Excerpt>
Optimization of the chemical composition of supermartensitic stainless steel using thermodynamic calculations

Supermartensitic steels have a unique complex of chemical and mechanical properties, so pipes made of these steels have found their application in the oil and gas industry. However, these steels tend to form a banding structure. The banding structure is the cause of the products properties anisotropy and in addition can lead to the semi-finished products destruction at the production stage. In this work, the steel of the supermartensitic class 10Kh13N3MFB was investigated for its tendency to form a defect “banding” in the structure. For this, thermodynamic calculations and mathematical modeling were carried out using the Thermo-Calc-3.01 software. The following program functions were used: calculation of phase equilibria for the average chemical composition, as well as for compositions with a maximum of austenite-forming elements with a minimum of ferrite-forming elements and with a maximum of ferrite-forming ones with a minimum of austenite-forming elements. An constructed thermodynamic equilibria analysis showed that steel 10Kh13N3MFB tends to form a banded structure. To reduce the likelihood of banding, it is necessary to carry out crystallization and hot rolling of steel only in single-phase states (δ-ferrite and austenite, respectively). Therefore, further calculations in Thermo-Calc were aimed at determining the steel chemical composition, at which the alloy crystallizes in the single-phase δ-region, excluding the appearance of phase segregation, and establishing the temperature range of hot deformation. After analyzing the data obtained, the optimal chemical composition of the steel melting was proposed and the temperature ranges of hot rolling were determined for the average chemical composition with different contents of Ni - 2, 3, 4 wt. %.

Activity> In the abstract on supermartensitic stainless steel, which software was used for the thermodynamic calculations and mathematical modeling?

Structured page parsing data:

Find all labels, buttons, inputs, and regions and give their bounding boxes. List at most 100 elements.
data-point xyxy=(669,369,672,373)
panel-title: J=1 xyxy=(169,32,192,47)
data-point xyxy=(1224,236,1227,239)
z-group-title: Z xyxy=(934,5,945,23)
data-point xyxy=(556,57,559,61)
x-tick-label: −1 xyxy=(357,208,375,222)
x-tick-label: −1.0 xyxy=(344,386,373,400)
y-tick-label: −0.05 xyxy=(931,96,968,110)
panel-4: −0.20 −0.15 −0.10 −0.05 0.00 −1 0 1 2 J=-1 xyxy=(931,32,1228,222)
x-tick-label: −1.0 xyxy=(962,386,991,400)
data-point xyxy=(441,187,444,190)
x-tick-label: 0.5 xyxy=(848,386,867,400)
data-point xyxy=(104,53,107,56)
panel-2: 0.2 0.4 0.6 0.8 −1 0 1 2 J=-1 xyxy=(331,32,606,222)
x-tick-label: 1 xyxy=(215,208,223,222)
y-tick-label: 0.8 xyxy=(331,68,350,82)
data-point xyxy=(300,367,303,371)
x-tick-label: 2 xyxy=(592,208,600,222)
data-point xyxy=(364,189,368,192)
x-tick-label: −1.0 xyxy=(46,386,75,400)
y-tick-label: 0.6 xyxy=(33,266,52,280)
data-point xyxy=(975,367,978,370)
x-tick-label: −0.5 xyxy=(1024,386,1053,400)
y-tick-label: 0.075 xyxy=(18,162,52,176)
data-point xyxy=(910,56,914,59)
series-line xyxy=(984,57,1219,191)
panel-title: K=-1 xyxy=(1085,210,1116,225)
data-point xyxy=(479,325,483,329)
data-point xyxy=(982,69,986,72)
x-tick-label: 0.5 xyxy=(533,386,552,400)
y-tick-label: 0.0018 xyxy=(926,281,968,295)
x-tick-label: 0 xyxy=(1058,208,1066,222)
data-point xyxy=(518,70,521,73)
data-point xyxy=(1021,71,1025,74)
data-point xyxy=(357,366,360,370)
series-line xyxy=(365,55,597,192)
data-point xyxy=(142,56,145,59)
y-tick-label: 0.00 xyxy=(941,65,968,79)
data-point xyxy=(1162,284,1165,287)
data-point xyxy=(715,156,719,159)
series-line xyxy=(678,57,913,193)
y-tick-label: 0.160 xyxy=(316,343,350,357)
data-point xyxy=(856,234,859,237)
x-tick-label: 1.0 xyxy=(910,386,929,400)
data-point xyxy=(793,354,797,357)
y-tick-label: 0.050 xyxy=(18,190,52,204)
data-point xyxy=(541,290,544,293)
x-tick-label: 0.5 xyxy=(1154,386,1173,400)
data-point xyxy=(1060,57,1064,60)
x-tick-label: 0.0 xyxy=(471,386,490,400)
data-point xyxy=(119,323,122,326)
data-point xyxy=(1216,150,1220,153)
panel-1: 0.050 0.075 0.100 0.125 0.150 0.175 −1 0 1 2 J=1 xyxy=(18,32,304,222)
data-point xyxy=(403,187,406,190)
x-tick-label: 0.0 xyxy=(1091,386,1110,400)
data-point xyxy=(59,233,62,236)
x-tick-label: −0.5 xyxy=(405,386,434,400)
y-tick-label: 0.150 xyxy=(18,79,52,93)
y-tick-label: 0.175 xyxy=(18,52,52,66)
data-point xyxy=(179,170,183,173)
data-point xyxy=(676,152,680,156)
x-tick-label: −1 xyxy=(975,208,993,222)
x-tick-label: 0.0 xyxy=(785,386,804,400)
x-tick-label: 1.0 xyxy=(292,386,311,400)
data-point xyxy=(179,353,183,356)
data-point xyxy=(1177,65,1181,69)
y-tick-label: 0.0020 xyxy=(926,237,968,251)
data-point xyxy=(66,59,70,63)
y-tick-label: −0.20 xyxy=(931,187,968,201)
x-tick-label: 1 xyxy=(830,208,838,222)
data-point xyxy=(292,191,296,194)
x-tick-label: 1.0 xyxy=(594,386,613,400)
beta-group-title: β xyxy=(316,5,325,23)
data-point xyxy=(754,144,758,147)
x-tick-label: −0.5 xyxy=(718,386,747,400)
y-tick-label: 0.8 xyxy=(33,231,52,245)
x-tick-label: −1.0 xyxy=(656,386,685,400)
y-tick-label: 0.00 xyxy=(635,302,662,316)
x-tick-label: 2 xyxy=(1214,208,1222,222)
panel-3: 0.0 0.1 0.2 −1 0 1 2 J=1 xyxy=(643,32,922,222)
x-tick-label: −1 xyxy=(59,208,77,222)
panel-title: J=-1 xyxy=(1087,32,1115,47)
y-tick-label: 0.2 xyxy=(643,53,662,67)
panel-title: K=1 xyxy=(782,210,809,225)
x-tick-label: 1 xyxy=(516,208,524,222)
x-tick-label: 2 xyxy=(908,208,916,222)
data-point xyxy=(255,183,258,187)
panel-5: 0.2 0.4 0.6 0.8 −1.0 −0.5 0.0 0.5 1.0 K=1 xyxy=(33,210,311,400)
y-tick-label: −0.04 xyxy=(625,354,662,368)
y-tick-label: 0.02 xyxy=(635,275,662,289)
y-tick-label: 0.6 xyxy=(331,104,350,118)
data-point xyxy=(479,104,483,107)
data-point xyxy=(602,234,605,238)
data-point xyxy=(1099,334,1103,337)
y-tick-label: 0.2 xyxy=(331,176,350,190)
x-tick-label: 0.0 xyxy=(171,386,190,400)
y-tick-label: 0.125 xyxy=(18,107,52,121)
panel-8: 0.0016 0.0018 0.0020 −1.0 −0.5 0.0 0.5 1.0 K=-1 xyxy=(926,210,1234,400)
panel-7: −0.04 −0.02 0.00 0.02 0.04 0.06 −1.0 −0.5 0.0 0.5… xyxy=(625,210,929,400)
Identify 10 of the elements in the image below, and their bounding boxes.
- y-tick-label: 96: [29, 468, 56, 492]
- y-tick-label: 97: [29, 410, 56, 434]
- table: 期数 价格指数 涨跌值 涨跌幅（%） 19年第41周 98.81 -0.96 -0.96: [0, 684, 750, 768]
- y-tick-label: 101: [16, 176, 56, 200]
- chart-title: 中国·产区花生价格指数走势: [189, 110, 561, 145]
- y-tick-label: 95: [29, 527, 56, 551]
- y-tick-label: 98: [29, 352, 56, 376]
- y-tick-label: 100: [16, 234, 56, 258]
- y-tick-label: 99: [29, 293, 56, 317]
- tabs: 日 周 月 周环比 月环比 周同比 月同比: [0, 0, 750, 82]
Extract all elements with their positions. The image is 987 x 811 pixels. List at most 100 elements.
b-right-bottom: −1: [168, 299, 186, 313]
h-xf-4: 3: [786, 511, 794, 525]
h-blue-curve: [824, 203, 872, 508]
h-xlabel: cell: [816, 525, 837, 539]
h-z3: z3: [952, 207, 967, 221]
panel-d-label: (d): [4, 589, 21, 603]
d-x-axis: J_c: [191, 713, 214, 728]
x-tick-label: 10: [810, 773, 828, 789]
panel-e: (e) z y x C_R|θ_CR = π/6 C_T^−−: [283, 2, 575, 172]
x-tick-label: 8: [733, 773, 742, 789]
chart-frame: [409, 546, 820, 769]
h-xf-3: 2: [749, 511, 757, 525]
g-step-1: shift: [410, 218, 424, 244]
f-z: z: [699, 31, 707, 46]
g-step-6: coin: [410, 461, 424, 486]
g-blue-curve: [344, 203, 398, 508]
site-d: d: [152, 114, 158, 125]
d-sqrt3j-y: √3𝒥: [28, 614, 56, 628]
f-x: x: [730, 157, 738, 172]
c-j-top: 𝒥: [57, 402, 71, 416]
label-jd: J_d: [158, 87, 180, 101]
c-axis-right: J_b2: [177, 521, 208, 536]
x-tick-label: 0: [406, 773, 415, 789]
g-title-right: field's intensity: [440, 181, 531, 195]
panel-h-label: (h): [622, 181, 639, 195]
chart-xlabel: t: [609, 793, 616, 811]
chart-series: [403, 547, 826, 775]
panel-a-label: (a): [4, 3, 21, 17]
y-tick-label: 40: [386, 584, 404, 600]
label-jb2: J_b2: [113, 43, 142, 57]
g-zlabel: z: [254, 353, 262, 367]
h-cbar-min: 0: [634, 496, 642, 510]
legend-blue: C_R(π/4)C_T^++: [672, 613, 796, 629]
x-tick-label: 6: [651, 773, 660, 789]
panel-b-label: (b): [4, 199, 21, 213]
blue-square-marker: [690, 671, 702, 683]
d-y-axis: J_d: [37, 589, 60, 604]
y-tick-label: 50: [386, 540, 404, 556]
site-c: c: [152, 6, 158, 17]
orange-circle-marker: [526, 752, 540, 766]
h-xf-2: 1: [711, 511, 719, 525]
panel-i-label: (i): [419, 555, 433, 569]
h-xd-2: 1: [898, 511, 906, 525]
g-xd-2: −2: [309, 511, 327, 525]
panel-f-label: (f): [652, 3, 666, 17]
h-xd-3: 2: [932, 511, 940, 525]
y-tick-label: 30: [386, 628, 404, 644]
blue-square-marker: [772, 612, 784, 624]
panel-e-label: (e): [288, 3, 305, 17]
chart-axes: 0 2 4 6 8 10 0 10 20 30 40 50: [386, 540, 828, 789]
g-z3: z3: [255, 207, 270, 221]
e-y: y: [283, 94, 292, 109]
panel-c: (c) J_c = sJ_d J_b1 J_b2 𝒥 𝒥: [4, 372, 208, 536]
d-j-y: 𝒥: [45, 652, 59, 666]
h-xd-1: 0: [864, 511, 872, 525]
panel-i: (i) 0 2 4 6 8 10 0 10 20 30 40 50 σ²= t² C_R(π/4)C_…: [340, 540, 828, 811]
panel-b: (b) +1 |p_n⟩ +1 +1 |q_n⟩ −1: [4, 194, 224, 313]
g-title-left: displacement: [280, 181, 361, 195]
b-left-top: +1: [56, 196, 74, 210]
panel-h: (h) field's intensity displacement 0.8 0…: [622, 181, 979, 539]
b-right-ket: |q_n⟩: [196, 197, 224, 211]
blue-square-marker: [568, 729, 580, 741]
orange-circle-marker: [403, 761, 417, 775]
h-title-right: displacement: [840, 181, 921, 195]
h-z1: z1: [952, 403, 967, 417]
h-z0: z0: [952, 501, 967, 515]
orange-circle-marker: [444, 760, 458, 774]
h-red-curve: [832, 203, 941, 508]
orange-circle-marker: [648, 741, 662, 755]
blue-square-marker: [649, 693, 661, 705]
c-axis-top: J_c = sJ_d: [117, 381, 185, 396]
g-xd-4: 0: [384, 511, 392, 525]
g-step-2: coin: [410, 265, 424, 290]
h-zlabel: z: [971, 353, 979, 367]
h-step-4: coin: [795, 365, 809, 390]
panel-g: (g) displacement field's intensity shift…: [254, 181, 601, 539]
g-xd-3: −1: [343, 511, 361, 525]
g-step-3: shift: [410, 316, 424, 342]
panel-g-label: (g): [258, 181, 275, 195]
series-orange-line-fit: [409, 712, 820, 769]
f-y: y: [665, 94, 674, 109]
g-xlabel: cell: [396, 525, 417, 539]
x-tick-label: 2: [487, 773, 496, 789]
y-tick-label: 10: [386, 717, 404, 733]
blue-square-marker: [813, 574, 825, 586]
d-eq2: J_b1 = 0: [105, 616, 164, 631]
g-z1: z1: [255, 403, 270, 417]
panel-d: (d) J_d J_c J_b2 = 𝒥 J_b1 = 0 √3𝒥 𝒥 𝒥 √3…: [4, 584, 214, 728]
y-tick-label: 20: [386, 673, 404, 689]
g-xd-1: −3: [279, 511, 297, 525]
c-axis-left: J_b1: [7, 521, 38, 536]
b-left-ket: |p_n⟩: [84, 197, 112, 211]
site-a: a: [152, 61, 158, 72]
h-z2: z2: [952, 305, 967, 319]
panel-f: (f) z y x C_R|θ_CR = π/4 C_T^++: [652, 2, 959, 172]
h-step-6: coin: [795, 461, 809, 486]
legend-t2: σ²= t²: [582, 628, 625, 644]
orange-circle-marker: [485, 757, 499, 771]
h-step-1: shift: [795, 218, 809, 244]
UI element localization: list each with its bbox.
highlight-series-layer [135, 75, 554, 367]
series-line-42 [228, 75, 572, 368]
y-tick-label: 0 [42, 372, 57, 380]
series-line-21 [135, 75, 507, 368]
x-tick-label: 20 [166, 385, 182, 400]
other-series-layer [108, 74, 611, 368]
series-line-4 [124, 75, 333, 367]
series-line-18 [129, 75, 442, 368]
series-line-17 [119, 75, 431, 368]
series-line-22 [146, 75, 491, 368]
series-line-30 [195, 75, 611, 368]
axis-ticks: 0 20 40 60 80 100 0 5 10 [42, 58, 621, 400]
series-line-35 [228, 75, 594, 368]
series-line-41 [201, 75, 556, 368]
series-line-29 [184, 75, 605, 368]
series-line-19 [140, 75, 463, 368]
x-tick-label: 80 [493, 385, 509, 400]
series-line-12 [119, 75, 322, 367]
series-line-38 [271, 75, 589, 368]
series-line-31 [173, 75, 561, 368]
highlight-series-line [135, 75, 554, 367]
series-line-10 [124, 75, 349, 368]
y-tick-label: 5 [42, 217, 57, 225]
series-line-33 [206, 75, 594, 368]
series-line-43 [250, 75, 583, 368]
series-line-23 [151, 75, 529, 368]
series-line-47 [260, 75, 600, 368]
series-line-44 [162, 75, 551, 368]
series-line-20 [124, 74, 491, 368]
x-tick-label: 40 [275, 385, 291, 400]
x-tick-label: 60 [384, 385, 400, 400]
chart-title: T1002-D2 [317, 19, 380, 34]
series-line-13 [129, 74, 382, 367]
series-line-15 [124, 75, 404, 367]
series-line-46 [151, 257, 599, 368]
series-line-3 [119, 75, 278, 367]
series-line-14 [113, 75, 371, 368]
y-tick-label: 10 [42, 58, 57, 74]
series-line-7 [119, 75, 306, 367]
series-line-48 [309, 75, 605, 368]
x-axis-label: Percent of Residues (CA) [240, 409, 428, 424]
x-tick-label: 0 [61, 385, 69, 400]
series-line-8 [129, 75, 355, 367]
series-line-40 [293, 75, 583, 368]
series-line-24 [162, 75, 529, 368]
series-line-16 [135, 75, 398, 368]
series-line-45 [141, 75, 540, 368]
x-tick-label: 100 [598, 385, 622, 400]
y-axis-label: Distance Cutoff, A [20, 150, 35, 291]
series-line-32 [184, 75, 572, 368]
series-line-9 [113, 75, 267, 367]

Your response> Thermo-Calc-3.01